> [Problem statement]: Please pull out every row that contains the string "rule". Case counts, so uppercase and lowercase letters must match.

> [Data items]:
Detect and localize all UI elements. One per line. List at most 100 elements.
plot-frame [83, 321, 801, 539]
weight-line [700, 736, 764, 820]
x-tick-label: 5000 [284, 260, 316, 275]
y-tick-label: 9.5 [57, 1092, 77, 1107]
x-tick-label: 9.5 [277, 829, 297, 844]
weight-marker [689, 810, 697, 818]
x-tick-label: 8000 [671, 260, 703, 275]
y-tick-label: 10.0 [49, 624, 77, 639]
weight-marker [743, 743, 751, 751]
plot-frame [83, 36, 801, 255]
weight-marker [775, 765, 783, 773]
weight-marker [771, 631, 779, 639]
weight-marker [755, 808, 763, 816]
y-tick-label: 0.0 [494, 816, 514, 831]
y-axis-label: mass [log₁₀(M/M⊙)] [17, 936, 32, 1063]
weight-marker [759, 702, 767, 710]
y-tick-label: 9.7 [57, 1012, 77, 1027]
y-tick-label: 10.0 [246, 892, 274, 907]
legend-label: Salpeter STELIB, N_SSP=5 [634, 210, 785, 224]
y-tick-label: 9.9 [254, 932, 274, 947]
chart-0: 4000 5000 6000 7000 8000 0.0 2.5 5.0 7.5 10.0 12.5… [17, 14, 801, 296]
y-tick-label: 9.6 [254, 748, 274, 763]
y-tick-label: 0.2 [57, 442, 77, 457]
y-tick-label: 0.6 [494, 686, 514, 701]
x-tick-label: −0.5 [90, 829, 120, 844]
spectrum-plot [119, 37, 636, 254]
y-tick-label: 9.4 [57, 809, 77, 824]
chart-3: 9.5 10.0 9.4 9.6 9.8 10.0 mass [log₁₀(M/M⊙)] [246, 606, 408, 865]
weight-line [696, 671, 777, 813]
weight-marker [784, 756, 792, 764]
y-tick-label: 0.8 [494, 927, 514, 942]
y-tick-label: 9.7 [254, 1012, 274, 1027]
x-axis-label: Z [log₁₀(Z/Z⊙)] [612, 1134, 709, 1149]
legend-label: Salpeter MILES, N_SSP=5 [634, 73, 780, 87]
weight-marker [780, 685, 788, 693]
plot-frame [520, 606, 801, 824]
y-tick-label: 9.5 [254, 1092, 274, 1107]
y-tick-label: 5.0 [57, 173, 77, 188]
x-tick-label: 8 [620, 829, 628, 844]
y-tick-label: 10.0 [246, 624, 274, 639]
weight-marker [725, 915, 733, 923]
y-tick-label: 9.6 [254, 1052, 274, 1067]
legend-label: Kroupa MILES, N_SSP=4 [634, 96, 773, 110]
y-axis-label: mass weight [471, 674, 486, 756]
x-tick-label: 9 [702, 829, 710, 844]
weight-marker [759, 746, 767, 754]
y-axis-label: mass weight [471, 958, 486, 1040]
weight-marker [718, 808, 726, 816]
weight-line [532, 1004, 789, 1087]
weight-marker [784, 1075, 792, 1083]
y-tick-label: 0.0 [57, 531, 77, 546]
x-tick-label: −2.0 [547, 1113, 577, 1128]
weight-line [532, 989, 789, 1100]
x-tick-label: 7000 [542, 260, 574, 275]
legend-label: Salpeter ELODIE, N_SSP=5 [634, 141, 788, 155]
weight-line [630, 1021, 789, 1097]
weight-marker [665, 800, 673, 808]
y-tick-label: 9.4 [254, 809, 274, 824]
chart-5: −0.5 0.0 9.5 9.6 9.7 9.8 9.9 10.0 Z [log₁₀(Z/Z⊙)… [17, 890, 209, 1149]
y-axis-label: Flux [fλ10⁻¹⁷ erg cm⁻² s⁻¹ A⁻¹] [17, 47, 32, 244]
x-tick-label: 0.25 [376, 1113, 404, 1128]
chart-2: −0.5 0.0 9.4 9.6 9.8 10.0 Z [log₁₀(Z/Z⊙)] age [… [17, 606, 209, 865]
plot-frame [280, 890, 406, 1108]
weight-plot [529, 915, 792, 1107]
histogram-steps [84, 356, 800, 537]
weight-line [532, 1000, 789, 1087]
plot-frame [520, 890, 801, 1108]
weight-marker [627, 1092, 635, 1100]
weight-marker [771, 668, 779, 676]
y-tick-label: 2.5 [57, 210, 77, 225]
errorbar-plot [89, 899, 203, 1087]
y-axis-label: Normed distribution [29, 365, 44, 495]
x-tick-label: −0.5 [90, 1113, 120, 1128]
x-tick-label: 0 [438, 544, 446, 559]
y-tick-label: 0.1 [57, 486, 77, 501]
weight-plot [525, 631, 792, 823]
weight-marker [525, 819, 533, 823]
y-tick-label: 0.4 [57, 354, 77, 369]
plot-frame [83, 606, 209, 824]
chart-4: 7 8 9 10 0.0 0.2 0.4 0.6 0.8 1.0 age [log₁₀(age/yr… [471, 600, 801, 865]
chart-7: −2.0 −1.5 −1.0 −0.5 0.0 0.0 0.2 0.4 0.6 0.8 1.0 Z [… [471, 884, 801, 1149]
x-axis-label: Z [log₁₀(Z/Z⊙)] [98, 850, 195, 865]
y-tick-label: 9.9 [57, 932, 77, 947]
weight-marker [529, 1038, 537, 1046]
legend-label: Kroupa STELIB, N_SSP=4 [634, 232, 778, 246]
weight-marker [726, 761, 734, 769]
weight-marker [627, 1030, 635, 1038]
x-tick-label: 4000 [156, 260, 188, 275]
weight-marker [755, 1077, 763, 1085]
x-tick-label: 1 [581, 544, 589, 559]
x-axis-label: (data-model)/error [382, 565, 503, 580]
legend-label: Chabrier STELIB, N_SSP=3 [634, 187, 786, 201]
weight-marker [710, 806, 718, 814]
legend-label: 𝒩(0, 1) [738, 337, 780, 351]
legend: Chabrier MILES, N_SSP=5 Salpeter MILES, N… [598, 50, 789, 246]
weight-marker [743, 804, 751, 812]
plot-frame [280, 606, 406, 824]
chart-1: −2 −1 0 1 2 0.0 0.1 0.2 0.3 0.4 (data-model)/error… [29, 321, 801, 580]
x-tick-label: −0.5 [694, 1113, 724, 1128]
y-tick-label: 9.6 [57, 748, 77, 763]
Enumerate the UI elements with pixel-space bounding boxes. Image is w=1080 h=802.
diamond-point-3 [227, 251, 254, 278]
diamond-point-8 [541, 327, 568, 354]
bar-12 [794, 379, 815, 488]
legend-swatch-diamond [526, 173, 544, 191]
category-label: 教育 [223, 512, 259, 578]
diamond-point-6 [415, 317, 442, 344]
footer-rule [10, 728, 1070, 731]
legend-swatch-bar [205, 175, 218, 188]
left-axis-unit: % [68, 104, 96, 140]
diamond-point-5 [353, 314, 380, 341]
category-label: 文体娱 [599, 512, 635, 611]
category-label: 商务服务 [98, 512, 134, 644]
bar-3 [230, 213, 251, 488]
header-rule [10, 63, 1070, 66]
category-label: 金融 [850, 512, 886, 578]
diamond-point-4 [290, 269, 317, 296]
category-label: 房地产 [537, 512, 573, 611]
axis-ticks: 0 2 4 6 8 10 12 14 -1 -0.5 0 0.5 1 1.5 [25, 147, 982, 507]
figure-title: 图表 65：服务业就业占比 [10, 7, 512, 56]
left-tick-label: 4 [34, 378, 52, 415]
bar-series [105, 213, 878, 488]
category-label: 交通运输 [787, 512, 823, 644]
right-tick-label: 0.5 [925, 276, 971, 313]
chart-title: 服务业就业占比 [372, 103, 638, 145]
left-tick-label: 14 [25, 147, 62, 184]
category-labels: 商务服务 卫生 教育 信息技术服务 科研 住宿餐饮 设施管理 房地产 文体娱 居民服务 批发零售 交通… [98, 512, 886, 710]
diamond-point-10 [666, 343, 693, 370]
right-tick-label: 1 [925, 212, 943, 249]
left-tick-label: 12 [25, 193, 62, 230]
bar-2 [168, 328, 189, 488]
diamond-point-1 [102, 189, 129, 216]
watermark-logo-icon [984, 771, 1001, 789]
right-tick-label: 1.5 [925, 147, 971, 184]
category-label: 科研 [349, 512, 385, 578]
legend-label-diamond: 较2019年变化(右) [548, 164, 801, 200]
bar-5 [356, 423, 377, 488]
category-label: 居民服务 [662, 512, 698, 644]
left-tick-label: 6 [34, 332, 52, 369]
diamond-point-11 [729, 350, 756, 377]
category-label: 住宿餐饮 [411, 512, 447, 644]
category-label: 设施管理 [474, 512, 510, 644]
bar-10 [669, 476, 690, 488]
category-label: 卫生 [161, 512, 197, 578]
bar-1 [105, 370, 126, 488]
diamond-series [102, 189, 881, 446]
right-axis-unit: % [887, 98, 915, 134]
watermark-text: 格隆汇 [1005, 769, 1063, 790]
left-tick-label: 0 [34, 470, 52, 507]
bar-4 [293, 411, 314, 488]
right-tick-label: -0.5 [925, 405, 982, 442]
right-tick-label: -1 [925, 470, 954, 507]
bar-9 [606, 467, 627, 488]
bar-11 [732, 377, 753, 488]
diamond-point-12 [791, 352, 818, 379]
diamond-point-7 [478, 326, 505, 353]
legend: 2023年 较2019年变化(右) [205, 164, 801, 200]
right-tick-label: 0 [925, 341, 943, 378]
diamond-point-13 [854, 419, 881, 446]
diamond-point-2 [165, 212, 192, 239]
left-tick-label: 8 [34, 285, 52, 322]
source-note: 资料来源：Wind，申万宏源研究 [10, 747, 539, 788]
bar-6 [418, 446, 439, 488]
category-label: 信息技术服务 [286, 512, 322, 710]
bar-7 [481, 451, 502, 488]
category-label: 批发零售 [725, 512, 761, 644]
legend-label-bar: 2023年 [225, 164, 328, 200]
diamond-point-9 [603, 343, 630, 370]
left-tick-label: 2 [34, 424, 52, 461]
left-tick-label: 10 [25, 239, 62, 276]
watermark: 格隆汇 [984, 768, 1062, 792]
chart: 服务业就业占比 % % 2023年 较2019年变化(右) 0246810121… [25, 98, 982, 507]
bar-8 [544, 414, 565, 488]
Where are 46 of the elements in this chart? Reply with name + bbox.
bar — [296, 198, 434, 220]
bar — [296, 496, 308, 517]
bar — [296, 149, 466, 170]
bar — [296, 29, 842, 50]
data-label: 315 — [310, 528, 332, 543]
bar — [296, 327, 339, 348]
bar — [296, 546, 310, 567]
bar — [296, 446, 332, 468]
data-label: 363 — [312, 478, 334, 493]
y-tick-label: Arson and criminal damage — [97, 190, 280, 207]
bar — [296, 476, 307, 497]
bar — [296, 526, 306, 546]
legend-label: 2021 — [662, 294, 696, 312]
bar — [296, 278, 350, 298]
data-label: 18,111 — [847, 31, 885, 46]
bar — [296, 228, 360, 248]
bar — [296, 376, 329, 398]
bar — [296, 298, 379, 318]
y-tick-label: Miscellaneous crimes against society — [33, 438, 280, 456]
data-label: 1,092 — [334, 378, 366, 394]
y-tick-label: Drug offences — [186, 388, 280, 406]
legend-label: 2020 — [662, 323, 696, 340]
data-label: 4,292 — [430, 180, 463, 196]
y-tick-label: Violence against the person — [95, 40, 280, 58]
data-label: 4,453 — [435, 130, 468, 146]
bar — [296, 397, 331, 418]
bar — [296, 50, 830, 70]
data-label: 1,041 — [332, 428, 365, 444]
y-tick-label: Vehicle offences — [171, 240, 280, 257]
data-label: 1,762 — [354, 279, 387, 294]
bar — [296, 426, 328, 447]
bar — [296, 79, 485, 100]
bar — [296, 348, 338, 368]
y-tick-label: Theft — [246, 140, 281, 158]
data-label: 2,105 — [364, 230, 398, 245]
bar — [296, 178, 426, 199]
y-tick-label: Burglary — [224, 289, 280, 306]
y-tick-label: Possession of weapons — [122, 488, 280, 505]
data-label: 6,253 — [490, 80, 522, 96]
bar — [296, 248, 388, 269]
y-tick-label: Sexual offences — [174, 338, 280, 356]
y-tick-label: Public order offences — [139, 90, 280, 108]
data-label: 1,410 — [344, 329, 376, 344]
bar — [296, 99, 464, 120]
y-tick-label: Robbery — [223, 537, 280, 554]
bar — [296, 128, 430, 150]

> [Written answer]:
footer-rule [10, 728, 1070, 731]
header-rule [10, 63, 1070, 66]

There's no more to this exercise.